_Instructions to follow_
Read the listing below and copy out each line where the word "observe" occurs.

---------- Data extract

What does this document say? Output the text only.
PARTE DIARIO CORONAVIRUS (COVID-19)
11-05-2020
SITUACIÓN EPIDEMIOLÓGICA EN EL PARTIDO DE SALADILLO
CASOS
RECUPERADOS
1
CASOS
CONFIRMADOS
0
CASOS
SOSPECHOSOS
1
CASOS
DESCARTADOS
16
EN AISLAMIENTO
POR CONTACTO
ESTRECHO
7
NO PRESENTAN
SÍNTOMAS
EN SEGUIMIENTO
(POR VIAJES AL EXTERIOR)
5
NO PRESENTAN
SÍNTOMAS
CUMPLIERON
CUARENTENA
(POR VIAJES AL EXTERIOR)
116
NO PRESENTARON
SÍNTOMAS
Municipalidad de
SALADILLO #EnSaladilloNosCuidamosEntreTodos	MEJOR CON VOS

--------------------
---------- Data extract

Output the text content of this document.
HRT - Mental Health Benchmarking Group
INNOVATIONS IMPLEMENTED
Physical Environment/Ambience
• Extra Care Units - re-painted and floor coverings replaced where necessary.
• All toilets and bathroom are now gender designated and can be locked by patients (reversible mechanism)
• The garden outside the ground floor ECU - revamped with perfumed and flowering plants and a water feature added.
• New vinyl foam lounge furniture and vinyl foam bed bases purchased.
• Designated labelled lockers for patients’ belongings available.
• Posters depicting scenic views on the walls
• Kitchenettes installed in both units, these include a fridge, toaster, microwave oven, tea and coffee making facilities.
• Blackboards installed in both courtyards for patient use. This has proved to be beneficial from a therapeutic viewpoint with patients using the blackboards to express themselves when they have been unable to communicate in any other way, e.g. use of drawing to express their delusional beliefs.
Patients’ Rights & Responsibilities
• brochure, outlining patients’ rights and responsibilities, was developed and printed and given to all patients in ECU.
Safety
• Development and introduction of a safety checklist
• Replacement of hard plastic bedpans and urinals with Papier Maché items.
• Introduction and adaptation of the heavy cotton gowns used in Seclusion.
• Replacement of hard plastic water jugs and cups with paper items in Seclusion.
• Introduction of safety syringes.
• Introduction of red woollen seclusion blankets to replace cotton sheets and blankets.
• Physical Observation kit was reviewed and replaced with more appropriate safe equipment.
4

--------------------
---------- Data extract

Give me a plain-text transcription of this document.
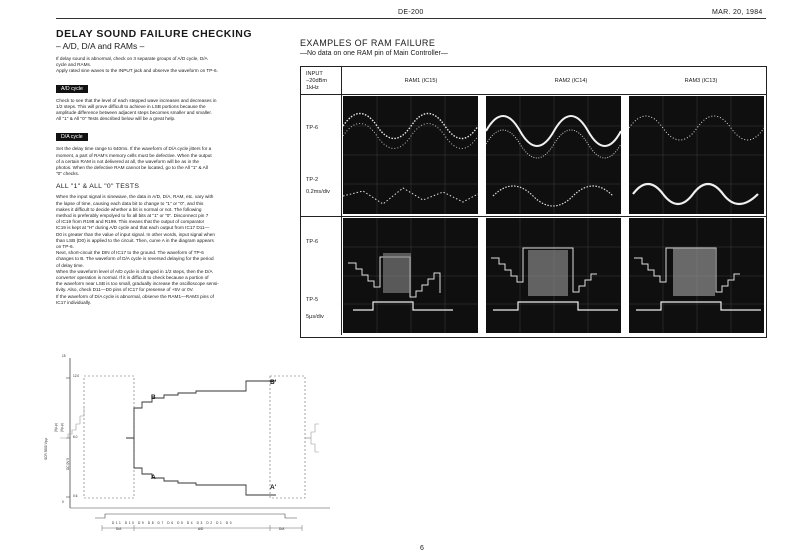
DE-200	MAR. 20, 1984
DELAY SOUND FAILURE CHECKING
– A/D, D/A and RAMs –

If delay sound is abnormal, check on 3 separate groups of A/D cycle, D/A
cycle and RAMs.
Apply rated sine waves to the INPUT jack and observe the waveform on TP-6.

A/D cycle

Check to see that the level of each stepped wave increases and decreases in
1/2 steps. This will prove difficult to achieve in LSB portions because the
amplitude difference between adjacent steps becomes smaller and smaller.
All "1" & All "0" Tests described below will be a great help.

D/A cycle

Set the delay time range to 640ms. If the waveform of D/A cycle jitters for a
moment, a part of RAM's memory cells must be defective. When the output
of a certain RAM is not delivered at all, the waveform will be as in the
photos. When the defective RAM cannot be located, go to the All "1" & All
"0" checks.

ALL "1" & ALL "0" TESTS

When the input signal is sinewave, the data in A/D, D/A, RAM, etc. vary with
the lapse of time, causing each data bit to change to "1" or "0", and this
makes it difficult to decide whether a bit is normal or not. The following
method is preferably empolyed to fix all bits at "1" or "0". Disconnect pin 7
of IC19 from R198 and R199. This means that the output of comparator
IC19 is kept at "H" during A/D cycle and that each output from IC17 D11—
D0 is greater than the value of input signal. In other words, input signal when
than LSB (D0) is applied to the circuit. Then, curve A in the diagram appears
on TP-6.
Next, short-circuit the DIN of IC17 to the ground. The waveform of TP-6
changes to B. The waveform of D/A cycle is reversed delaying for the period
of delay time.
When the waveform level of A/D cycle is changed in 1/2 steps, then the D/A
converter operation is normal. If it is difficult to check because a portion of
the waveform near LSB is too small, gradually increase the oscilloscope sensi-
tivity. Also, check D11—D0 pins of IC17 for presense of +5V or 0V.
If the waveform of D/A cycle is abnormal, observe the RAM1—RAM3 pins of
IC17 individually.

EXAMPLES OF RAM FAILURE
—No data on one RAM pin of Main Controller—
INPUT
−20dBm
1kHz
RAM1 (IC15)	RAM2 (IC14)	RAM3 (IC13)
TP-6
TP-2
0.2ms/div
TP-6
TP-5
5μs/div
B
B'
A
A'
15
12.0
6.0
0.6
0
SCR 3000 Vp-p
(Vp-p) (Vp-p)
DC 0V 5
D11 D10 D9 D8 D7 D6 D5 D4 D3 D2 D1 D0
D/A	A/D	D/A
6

--------------------

_Your solution_
Apply rated sine waves to the INPUT jack and observe the waveform on TP-6.
If the waveform of D/A cycle is abnormal, observe the RAM1—RAM3 pins of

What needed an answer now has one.